Brief: Give back all the data exactly, line by line.

Excerpted data:
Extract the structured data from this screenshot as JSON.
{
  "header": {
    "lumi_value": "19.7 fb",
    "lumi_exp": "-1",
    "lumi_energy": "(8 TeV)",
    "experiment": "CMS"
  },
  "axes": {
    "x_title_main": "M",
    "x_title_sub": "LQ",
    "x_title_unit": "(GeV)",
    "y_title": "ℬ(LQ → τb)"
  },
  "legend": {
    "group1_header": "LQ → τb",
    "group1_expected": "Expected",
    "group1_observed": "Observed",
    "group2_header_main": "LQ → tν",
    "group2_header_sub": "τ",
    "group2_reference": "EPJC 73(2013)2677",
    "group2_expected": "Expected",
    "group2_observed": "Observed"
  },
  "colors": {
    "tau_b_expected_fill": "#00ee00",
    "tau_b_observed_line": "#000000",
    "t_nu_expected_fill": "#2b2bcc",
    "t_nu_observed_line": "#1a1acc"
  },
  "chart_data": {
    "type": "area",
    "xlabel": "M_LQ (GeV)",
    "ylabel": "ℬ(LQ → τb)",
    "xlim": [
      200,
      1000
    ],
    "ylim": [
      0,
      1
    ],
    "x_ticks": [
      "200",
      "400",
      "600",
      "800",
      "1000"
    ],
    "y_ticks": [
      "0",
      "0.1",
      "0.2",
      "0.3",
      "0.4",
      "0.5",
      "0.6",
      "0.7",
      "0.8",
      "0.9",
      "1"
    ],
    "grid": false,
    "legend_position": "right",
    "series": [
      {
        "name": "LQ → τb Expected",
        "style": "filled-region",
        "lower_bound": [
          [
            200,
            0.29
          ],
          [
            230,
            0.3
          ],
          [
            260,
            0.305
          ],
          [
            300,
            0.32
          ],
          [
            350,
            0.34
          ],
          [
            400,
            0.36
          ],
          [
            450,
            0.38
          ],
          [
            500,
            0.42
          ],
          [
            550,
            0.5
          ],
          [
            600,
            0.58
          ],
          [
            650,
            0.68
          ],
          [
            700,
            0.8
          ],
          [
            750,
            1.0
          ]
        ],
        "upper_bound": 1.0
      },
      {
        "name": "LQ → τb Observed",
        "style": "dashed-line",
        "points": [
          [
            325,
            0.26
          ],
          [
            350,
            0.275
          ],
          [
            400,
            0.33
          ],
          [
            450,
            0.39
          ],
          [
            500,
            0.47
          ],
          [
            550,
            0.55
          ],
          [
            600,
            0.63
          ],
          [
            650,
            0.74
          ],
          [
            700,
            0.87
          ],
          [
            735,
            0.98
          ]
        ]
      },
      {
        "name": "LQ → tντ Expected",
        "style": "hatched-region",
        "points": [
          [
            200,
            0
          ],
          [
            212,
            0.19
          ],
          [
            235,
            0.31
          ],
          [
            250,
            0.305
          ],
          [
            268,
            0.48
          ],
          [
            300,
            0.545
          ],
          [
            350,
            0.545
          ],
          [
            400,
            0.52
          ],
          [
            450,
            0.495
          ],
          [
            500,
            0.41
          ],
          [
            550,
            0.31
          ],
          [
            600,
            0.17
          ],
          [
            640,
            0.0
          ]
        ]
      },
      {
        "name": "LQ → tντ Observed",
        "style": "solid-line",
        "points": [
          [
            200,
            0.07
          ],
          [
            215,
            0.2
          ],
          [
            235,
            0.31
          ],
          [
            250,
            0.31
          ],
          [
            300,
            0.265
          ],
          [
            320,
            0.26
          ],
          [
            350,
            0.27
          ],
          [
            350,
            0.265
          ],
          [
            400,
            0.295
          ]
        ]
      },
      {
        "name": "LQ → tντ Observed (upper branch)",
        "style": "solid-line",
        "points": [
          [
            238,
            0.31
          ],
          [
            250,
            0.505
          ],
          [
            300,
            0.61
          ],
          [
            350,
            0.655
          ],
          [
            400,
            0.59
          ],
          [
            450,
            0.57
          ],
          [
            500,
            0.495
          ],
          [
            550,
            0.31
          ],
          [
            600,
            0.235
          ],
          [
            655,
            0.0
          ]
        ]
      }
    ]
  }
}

Answer to the exercise:
Extract the structured data from this screenshot as JSON.
{
  "header": {
    "lumi_value": "19.7 fb",
    "lumi_exp": "-1",
    "lumi_energy": "(8 TeV)",
    "experiment": "CMS"
  },
  "axes": {
    "x_title_main": "M",
    "x_title_sub": "LQ",
    "x_title_unit": "(GeV)",
    "y_title": "ℬ(LQ → τb)"
  },
  "legend": {
    "group1_header": "LQ → τb",
    "group1_expected": "Expected",
    "group1_observed": "Observed",
    "group2_header_main": "LQ → tν",
    "group2_header_sub": "τ",
    "group2_reference": "EPJC 73(2013)2677",
    "group2_expected": "Expected",
    "group2_observed": "Observed"
  },
  "colors": {
    "tau_b_expected_fill": "#00ee00",
    "tau_b_observed_line": "#000000",
    "t_nu_expected_fill": "#2b2bcc",
    "t_nu_observed_line": "#1a1acc"
  },
  "chart_data": {
    "type": "area",
    "xlabel": "M_LQ (GeV)",
    "ylabel": "ℬ(LQ → τb)",
    "xlim": [
      200,
      1000
    ],
    "ylim": [
      0,
      1
    ],
    "x_ticks": [
      "200",
      "400",
      "600",
      "800",
      "1000"
    ],
    "y_ticks": [
      "0",
      "0.1",
      "0.2",
      "0.3",
      "0.4",
      "0.5",
      "0.6",
      "0.7",
      "0.8",
      "0.9",
      "1"
    ],
    "grid": false,
    "legend_position": "right",
    "series": [
      {
        "name": "LQ → τb Expected",
        "style": "filled-region",
        "lower_bound": [
          [
            200,
            0.29
          ],
          [
            230,
            0.3
          ],
          [
            260,
            0.305
          ],
          [
            300,
            0.32
          ],
          [
            350,
            0.34
          ],
          [
            400,
            0.36
          ],
          [
            450,
            0.38
          ],
          [
            500,
            0.42
          ],
          [
            550,
            0.5
          ],
          [
            600,
            0.58
          ],
          [
            650,
            0.68
          ],
          [
            700,
            0.8
          ],
          [
            750,
            1.0
          ]
        ],
        "upper_bound": 1.0
      },
      {
        "name": "LQ → τb Observed",
        "style": "dashed-line",
        "points": [
          [
            325,
            0.26
          ],
          [
            350,
            0.275
          ],
          [
            400,
            0.33
          ],
          [
            450,
            0.39
          ],
          [
            500,
            0.47
          ],
          [
            550,
            0.55
          ],
          [
            600,
            0.63
          ],
          [
            650,
            0.74
          ],
          [
            700,
            0.87
          ],
          [
            735,
            0.98
          ]
        ]
      },
      {
        "name": "LQ → tντ Expected",
        "style": "hatched-region",
        "points": [
          [
            200,
            0
          ],
          [
            212,
            0.19
          ],
          [
            235,
            0.31
          ],
          [
            250,
            0.305
          ],
          [
            268,
            0.48
          ],
          [
            300,
            0.545
          ],
          [
            350,
            0.545
          ],
          [
            400,
            0.52
          ],
          [
            450,
            0.495
          ],
          [
            500,
            0.41
          ],
          [
            550,
            0.31
          ],
          [
            600,
            0.17
          ],
          [
            640,
            0.0
          ]
        ]
      },
      {
        "name": "LQ → tντ Observed",
        "style": "solid-line",
        "points": [
          [
            200,
            0.07
          ],
          [
            215,
            0.2
          ],
          [
            235,
            0.31
          ],
          [
            250,
            0.31
          ],
          [
            300,
            0.265
          ],
          [
            320,
            0.26
          ],
          [
            350,
            0.27
          ],
          [
            350,
            0.265
          ],
          [
            400,
            0.295
          ]
        ]
      },
      {
        "name": "LQ → tντ Observed (upper branch)",
        "style": "solid-line",
        "points": [
          [
            238,
            0.31
          ],
          [
            250,
            0.505
          ],
          [
            300,
            0.61
          ],
          [
            350,
            0.655
          ],
          [
            400,
            0.59
          ],
          [
            450,
            0.57
          ],
          [
            500,
            0.495
          ],
          [
            550,
            0.31
          ],
          [
            600,
            0.235
          ],
          [
            655,
            0.0
          ]
        ]
      }
    ]
  }
}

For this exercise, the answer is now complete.